_Stated exercise_
Output nothing but the number of lines that include the word "המגורים".

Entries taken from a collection

━━━━━━━━━━━━━━━━━━━━━━━━━━━━━━

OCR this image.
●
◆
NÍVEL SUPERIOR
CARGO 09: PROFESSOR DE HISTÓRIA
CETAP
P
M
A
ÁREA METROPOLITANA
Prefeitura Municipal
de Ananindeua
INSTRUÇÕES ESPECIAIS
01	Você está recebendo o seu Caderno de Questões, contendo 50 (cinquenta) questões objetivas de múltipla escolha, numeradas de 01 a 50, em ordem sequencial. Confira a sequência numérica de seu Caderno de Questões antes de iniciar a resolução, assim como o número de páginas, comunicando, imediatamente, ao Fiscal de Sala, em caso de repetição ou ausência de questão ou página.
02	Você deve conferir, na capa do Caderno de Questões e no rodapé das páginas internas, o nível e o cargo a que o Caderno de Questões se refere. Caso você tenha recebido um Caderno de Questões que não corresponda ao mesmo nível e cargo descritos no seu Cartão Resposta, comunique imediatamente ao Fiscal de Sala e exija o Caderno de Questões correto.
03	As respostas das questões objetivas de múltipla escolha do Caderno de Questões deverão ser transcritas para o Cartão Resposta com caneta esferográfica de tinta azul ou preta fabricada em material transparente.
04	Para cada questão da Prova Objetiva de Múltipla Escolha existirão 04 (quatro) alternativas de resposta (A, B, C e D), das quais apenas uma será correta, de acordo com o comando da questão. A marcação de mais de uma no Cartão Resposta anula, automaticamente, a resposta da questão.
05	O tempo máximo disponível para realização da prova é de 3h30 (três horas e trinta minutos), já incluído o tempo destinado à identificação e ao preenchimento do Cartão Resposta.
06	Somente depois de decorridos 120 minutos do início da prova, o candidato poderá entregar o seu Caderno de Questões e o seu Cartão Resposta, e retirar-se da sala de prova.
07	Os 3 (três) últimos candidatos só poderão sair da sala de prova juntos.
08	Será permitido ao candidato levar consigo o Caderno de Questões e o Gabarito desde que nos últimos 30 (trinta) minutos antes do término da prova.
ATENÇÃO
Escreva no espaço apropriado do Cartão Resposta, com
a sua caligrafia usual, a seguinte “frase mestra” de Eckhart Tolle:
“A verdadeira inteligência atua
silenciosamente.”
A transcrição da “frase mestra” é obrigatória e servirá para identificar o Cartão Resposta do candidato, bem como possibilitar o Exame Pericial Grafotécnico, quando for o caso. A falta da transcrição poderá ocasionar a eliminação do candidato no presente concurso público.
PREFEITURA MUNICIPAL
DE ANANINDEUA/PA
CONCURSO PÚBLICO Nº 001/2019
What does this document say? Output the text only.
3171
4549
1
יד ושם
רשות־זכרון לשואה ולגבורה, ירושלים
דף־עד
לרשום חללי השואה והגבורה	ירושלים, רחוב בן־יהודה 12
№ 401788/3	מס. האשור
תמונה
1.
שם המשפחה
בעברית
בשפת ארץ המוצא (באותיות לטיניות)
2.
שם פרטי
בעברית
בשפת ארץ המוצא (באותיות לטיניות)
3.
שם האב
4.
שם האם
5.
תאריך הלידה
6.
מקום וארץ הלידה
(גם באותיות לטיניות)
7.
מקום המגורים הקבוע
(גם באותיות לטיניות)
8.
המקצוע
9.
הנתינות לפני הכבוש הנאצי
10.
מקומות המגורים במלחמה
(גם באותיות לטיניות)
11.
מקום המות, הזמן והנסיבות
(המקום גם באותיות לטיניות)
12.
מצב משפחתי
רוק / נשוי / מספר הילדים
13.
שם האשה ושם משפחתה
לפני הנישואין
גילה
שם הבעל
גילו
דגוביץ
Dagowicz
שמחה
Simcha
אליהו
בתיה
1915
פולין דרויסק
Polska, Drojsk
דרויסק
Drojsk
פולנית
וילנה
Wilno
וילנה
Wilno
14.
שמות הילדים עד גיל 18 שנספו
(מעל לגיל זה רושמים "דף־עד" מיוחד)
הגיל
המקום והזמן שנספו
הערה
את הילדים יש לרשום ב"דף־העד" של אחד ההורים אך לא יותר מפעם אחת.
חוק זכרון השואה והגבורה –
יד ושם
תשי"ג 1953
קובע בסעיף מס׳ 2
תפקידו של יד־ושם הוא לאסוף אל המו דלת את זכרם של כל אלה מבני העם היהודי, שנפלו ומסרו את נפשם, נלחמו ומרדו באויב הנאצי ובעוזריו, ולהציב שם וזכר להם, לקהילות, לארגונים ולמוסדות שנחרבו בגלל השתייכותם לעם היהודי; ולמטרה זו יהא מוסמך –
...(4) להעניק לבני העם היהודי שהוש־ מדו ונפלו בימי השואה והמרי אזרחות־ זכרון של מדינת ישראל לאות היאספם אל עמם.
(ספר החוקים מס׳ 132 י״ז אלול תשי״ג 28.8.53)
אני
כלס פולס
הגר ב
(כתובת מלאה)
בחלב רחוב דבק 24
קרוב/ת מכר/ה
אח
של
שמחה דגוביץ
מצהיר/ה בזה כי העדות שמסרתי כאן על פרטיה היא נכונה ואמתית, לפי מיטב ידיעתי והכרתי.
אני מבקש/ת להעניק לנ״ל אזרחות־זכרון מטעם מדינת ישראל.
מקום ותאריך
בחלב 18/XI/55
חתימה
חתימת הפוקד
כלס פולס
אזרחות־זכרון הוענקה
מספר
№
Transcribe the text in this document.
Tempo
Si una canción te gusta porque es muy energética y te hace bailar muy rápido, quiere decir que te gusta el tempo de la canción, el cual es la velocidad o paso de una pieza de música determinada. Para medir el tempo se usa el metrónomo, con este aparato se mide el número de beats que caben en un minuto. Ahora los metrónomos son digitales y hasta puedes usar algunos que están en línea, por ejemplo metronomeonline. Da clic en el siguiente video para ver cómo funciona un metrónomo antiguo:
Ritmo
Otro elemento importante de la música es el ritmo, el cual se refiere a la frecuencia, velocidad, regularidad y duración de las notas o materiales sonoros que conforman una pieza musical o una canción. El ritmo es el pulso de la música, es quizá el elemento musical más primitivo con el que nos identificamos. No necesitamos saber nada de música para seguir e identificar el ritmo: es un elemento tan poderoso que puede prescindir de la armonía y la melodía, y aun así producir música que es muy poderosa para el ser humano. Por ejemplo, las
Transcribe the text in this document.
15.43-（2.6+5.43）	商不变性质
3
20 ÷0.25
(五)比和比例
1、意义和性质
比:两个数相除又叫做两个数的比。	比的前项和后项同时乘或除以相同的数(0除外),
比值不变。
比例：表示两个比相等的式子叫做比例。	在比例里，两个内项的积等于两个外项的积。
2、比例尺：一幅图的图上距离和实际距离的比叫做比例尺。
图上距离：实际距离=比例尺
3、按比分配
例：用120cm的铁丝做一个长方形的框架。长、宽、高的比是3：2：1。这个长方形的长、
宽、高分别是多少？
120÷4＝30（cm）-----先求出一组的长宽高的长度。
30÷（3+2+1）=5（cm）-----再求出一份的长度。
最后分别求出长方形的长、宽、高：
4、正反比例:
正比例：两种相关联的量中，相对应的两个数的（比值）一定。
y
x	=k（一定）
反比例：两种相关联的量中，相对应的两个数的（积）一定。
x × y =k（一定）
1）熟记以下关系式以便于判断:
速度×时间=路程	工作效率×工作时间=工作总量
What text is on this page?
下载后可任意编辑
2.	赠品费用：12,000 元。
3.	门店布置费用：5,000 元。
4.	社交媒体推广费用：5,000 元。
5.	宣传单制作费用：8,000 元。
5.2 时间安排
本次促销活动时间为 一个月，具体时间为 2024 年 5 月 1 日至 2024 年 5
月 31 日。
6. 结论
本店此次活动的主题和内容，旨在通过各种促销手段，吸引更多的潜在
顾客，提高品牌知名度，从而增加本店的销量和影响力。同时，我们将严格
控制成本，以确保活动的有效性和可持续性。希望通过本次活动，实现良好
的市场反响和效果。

━━━━━━━━━━━━━━━━━━━━━━━━━━━━━━

_Response to the task_
2